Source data

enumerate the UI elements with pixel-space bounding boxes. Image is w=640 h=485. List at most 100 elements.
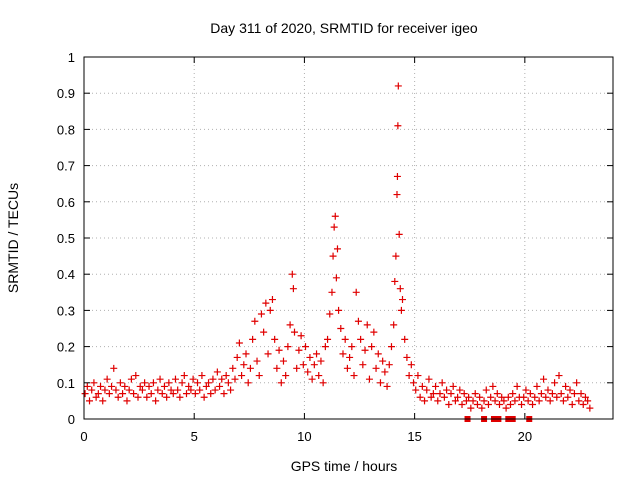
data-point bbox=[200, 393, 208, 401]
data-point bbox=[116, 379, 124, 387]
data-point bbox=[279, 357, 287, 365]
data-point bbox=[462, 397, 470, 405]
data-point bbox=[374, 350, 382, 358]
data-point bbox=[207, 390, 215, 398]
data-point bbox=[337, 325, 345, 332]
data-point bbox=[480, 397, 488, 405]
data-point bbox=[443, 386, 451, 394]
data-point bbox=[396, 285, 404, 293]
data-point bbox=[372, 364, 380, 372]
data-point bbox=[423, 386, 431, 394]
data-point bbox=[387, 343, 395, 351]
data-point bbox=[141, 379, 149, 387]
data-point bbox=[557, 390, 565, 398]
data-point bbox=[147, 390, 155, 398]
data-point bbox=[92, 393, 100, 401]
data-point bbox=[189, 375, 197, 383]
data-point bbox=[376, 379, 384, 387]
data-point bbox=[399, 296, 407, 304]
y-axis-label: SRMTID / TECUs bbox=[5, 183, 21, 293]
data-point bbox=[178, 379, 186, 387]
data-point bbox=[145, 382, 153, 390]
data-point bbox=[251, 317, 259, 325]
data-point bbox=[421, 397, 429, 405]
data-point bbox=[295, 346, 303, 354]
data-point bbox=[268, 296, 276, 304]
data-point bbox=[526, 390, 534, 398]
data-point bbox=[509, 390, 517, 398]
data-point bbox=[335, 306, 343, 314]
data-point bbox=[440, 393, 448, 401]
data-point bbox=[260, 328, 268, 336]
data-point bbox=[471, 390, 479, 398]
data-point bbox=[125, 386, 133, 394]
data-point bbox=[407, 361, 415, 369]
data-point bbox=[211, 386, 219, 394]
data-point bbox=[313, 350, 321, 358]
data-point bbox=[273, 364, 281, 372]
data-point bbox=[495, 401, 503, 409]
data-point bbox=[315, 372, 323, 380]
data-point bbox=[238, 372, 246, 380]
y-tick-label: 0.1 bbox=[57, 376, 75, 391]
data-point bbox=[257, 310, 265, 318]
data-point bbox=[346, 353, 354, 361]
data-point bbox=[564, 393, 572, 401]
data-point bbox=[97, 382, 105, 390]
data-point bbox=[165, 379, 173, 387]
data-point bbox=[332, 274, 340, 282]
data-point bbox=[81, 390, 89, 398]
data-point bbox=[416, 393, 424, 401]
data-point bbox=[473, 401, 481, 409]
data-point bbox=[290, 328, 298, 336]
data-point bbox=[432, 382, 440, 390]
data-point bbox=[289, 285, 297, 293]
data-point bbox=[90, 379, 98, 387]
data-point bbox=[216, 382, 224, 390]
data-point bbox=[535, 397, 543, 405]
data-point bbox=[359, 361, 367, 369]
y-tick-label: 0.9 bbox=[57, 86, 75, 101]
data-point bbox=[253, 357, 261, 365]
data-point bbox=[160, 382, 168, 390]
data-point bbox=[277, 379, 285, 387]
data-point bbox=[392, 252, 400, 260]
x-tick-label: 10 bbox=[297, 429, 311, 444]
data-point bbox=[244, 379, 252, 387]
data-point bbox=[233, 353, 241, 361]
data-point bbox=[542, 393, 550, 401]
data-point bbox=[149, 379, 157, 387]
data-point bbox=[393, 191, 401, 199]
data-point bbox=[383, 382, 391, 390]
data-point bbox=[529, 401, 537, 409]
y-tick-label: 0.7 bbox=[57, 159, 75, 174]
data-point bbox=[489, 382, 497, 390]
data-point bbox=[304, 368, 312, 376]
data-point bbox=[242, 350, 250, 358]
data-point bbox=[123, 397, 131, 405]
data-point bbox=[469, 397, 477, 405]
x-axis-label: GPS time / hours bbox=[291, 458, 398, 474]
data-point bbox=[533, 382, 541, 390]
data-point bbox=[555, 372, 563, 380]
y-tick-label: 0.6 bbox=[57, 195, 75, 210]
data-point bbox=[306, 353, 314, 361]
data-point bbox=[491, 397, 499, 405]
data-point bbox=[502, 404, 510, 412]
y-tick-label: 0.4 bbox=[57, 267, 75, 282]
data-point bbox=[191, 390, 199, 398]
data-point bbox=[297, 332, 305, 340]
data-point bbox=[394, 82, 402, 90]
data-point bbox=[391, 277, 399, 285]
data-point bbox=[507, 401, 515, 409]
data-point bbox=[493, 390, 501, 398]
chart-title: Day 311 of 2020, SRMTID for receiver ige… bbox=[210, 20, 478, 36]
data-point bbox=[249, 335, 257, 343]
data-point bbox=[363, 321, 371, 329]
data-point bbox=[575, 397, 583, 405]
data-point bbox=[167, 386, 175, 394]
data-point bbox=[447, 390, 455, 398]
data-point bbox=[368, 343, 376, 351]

...

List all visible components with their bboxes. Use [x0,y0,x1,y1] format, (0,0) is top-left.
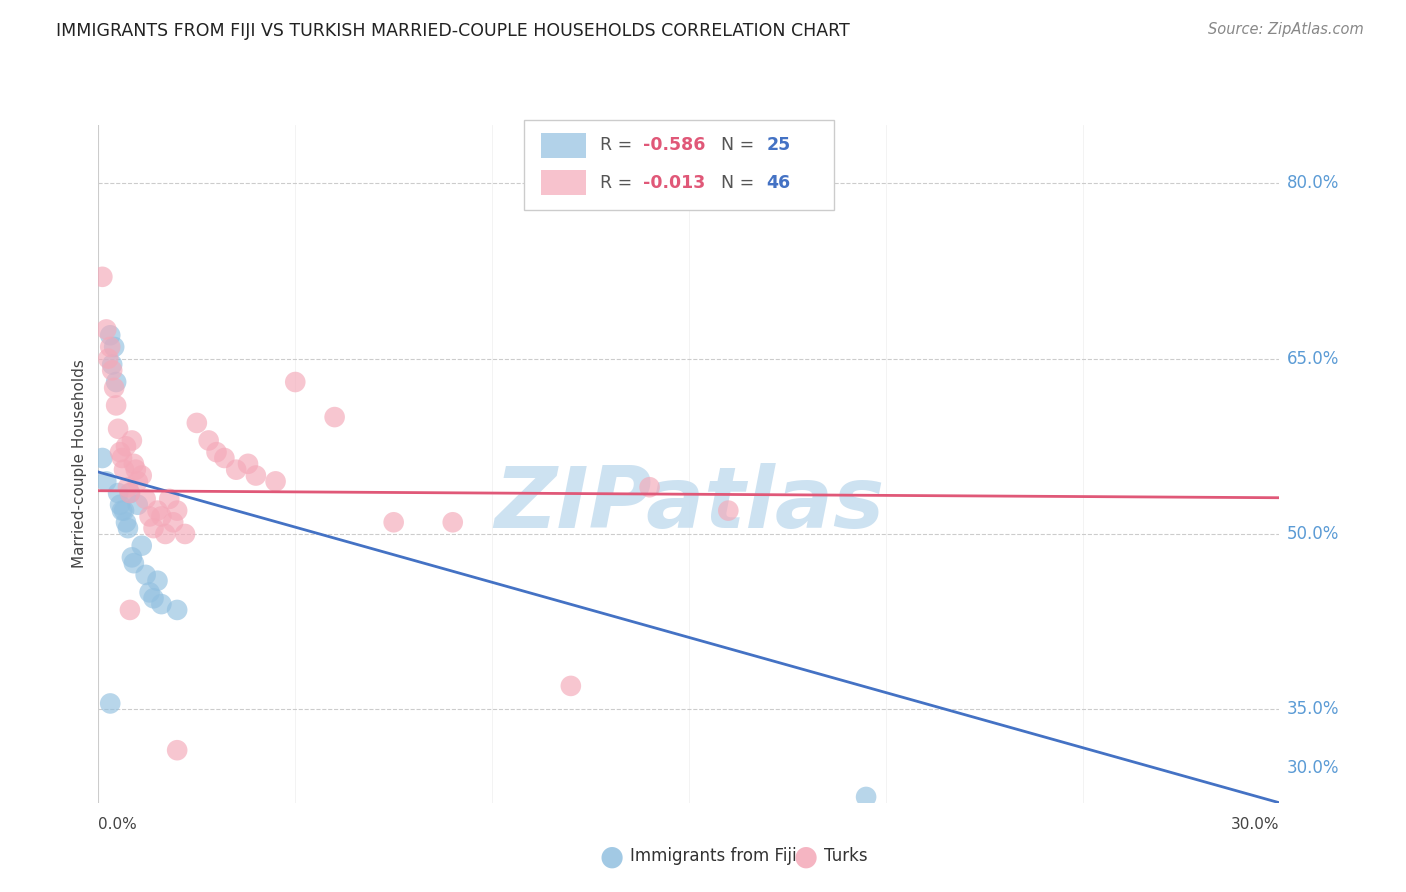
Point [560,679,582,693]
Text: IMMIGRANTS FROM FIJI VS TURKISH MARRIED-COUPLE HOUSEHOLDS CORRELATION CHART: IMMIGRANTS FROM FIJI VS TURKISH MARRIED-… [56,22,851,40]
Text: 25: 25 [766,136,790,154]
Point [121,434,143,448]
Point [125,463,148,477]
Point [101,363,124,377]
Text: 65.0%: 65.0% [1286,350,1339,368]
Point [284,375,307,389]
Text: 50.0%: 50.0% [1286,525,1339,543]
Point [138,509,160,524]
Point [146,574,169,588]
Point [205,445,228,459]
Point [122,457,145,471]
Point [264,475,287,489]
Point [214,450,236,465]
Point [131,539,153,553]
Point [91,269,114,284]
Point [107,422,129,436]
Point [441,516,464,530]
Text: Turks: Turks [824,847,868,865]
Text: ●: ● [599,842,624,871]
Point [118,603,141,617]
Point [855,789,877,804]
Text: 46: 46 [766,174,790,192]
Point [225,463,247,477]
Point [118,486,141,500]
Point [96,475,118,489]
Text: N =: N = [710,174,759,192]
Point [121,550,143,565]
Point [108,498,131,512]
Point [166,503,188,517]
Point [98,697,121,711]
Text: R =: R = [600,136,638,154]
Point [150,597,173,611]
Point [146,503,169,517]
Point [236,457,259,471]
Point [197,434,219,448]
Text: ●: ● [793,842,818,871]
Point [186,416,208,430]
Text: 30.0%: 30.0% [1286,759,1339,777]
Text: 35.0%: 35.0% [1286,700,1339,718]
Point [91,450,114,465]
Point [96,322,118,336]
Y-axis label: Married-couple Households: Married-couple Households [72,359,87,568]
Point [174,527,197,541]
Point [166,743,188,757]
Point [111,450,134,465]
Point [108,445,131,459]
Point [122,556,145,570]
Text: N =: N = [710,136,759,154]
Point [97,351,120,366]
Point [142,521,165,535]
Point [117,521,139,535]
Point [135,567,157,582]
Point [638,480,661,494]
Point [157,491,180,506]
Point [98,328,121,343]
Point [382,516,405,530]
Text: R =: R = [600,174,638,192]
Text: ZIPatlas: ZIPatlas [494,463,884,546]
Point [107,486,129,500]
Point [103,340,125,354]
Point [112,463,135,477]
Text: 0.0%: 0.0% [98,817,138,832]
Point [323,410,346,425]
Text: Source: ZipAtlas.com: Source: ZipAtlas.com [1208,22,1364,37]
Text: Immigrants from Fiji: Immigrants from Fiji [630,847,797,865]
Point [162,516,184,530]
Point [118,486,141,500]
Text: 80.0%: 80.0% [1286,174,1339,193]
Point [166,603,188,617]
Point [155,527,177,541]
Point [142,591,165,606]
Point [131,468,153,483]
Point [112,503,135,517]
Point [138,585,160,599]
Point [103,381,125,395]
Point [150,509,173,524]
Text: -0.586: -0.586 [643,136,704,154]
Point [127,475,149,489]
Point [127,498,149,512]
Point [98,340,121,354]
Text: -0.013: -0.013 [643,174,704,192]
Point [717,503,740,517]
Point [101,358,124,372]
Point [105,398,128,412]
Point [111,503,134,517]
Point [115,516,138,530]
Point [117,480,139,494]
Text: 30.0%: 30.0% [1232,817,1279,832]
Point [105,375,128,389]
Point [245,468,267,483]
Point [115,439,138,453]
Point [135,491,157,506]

▸ **Work to complete**
Duplicate the lines from the one containing "Point [560,679,582,693]" through the one containing "Text: ZIPatlas: ZIPatlas [494,463,884,546]", both included.

▸ **Reply**
Point [560,679,582,693]
Text: IMMIGRANTS FROM FIJI VS TURKISH MARRIED-COUPLE HOUSEHOLDS CORRELATION CHART: IMMIGRANTS FROM FIJI VS TURKISH MARRIED-… [56,22,851,40]
Text: 25: 25 [766,136,790,154]
Point [121,434,143,448]
Point [125,463,148,477]
Point [101,363,124,377]
Text: 65.0%: 65.0% [1286,350,1339,368]
Point [284,375,307,389]
Text: 50.0%: 50.0% [1286,525,1339,543]
Point [138,509,160,524]
Point [146,574,169,588]
Point [205,445,228,459]
Point [122,457,145,471]
Point [264,475,287,489]
Point [214,450,236,465]
Point [131,539,153,553]
Point [91,269,114,284]
Point [107,422,129,436]
Point [441,516,464,530]
Text: Turks: Turks [824,847,868,865]
Text: ●: ● [599,842,624,871]
Point [118,603,141,617]
Point [855,789,877,804]
Text: 46: 46 [766,174,790,192]
Point [225,463,247,477]
Point [118,486,141,500]
Point [96,475,118,489]
Text: N =: N = [710,174,759,192]
Point [121,550,143,565]
Point [108,498,131,512]
Point [166,503,188,517]
Point [98,697,121,711]
Text: R =: R = [600,136,638,154]
Point [150,597,173,611]
Point [146,503,169,517]
Point [236,457,259,471]
Point [197,434,219,448]
Text: ●: ● [793,842,818,871]
Point [186,416,208,430]
Text: 30.0%: 30.0% [1286,759,1339,777]
Text: 35.0%: 35.0% [1286,700,1339,718]
Point [91,450,114,465]
Point [96,322,118,336]
Y-axis label: Married-couple Households: Married-couple Households [72,359,87,568]
Point [174,527,197,541]
Point [166,743,188,757]
Point [111,450,134,465]
Point [108,445,131,459]
Point [122,556,145,570]
Text: N =: N = [710,136,759,154]
Point [97,351,120,366]
Point [142,521,165,535]
Point [117,521,139,535]
Point [135,567,157,582]
Point [638,480,661,494]
Point [157,491,180,506]
Point [98,328,121,343]
Point [382,516,405,530]
Text: R =: R = [600,174,638,192]
Text: ZIPatlas: ZIPatlas [494,463,884,546]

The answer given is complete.